## Written exercise
Find every line below that contains the word "Федерации" and copy it out.

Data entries
** begin **

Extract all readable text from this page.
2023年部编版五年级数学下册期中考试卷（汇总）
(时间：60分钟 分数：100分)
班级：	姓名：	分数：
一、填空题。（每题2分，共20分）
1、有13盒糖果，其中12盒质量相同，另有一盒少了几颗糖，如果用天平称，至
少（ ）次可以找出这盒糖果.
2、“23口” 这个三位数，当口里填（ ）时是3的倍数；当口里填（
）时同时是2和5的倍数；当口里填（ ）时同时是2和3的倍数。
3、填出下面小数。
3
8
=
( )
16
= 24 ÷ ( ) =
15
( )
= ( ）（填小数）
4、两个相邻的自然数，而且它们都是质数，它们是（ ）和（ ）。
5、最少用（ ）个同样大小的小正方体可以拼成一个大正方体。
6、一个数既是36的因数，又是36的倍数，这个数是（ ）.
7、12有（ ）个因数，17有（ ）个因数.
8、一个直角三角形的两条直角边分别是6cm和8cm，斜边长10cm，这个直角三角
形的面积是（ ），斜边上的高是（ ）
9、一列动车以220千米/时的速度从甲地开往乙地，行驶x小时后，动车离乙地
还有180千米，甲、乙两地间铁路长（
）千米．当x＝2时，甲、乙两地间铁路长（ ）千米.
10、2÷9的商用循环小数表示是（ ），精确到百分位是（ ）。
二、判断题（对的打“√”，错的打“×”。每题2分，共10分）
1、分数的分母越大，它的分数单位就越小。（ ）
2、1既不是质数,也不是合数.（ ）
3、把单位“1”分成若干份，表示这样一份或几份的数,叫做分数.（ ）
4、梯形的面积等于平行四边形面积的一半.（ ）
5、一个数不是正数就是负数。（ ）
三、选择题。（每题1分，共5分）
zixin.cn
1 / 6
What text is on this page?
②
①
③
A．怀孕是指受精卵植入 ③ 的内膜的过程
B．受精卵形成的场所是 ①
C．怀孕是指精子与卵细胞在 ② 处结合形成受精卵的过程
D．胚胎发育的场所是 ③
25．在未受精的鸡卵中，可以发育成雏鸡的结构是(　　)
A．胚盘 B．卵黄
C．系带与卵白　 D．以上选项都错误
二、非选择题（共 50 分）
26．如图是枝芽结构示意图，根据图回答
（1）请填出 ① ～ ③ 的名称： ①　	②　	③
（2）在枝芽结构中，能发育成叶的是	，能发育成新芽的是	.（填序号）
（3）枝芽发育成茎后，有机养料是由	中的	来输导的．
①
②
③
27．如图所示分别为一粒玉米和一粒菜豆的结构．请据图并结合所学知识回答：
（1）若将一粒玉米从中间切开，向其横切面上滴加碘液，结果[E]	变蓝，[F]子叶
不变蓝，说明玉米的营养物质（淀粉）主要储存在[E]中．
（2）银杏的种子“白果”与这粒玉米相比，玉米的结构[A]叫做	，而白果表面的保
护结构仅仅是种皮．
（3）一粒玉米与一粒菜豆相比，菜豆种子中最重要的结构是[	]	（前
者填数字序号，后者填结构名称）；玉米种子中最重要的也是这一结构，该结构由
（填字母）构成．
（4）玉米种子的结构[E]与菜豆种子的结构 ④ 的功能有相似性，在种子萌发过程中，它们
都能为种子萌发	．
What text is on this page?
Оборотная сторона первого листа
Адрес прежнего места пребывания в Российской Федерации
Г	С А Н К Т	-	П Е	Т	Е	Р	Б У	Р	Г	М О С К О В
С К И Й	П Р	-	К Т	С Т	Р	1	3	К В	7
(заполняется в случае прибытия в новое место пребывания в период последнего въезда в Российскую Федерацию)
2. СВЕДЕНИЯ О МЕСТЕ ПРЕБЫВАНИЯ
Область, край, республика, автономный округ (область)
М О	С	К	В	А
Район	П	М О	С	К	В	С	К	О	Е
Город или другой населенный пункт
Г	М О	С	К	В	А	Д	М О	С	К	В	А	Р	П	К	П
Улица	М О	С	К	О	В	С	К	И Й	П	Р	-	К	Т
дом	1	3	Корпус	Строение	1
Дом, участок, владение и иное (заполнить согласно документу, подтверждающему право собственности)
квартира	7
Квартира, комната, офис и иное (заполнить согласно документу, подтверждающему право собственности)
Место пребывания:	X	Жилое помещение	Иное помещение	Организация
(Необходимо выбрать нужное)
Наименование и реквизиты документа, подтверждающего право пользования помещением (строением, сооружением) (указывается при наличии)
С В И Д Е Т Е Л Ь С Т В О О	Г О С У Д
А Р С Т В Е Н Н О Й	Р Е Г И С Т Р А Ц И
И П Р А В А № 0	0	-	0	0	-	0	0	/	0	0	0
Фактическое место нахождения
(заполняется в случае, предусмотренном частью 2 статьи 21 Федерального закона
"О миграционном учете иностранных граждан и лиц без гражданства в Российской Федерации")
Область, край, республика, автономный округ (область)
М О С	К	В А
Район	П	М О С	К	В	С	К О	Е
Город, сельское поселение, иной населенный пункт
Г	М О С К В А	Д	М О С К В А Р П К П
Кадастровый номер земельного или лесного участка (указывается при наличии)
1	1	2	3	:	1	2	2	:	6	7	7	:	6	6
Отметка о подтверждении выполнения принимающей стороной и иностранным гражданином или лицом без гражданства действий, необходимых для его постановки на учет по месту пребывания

** end **

## Full answer
Адрес прежнего места пребывания в Российской Федерации
"О миграционном учете иностранных граждан и лиц без гражданства в Российской Федерации")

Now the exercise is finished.